**EXERCISE DETAILS:** Return every entry exactly as written.

**DATA FOR THIS EXERCISE:**
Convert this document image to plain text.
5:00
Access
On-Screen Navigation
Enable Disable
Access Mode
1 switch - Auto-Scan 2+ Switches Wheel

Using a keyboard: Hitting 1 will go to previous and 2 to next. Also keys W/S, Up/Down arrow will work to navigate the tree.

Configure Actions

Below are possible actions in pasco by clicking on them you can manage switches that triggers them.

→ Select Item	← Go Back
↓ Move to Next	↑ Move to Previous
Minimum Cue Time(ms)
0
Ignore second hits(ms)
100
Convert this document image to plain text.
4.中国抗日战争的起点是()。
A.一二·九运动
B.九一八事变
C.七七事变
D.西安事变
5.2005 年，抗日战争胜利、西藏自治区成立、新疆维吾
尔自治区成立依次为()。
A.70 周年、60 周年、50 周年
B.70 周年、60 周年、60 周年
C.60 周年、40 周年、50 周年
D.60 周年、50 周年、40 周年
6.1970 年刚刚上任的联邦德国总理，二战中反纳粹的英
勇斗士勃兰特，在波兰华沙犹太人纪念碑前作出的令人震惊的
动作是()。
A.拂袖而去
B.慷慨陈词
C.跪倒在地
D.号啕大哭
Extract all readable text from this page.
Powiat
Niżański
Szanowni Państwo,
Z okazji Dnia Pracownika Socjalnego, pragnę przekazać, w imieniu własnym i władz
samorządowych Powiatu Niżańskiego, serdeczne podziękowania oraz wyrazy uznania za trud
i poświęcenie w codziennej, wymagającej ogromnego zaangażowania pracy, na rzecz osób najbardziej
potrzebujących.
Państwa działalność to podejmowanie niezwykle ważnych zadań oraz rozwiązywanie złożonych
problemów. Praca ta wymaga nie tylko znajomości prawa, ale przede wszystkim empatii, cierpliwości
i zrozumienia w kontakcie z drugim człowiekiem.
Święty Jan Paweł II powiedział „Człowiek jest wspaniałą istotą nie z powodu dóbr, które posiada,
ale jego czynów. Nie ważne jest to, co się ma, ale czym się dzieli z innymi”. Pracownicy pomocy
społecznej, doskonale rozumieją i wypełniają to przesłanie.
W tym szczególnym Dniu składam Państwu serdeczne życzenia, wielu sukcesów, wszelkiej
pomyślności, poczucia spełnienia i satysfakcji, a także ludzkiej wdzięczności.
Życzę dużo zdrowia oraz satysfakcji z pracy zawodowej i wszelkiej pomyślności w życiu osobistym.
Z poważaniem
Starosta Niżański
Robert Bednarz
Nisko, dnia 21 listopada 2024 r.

**ANSWER IN FULL:**
Convert this document image to plain text.
5:00
Access
On-Screen Navigation
Enable Disable
Access Mode
1 switch - Auto-Scan 2+ Switches Wheel

Using a keyboard: Hitting 1 will go to previous and 2 to next. Also keys W/S, Up/Down arrow will work to navigate the tree.

Configure Actions

Below are possible actions in pasco by clicking on them you can manage switches that triggers them.

→ Select Item	← Go Back
↓ Move to Next	↑ Move to Previous
Minimum Cue Time(ms)
0
Ignore second hits(ms)
100
Convert this document image to plain text.
4.中国抗日战争的起点是()。
A.一二·九运动
B.九一八事变
C.七七事变
D.西安事变
5.2005 年，抗日战争胜利、西藏自治区成立、新疆维吾
尔自治区成立依次为()。
A.70 周年、60 周年、50 周年
B.70 周年、60 周年、60 周年
C.60 周年、40 周年、50 周年
D.60 周年、50 周年、40 周年
6.1970 年刚刚上任的联邦德国总理，二战中反纳粹的英
勇斗士勃兰特，在波兰华沙犹太人纪念碑前作出的令人震惊的
动作是()。
A.拂袖而去
B.慷慨陈词
C.跪倒在地
D.号啕大哭
Extract all readable text from this page.
Powiat
Niżański
Szanowni Państwo,
Z okazji Dnia Pracownika Socjalnego, pragnę przekazać, w imieniu własnym i władz
samorządowych Powiatu Niżańskiego, serdeczne podziękowania oraz wyrazy uznania za trud
i poświęcenie w codziennej, wymagającej ogromnego zaangażowania pracy, na rzecz osób najbardziej
potrzebujących.
Państwa działalność to podejmowanie niezwykle ważnych zadań oraz rozwiązywanie złożonych
problemów. Praca ta wymaga nie tylko znajomości prawa, ale przede wszystkim empatii, cierpliwości
i zrozumienia w kontakcie z drugim człowiekiem.
Święty Jan Paweł II powiedział „Człowiek jest wspaniałą istotą nie z powodu dóbr, które posiada,
ale jego czynów. Nie ważne jest to, co się ma, ale czym się dzieli z innymi”. Pracownicy pomocy
społecznej, doskonale rozumieją i wypełniają to przesłanie.
W tym szczególnym Dniu składam Państwu serdeczne życzenia, wielu sukcesów, wszelkiej
pomyślności, poczucia spełnienia i satysfakcji, a także ludzkiej wdzięczności.
Życzę dużo zdrowia oraz satysfakcji z pracy zawodowej i wszelkiej pomyślności w życiu osobistym.
Z poważaniem
Starosta Niżański
Robert Bednarz
Nisko, dnia 21 listopada 2024 r.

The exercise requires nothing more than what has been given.